**WHAT YOU ARE ASKED TO DO**
Only lines with the string "Score" matter here; gather them from the material below.

— Start —

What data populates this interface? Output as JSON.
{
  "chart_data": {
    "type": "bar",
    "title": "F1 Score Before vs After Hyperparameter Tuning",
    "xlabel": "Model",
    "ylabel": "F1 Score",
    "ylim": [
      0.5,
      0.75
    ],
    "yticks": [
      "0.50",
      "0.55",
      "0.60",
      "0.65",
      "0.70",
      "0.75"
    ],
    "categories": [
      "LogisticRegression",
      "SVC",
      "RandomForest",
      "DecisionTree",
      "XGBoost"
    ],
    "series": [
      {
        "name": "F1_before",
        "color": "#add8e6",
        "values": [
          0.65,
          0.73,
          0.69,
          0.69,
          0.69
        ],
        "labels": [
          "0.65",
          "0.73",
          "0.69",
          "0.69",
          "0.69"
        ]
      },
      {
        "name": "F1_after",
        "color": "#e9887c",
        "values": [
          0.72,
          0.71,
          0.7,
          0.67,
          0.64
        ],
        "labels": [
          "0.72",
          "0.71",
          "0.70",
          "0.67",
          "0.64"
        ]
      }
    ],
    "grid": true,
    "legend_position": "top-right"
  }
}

— End —

**ANSWER IN FULL**
    "title": "F1 Score Before vs After Hyperparameter Tuning",
    "ylabel": "F1 Score",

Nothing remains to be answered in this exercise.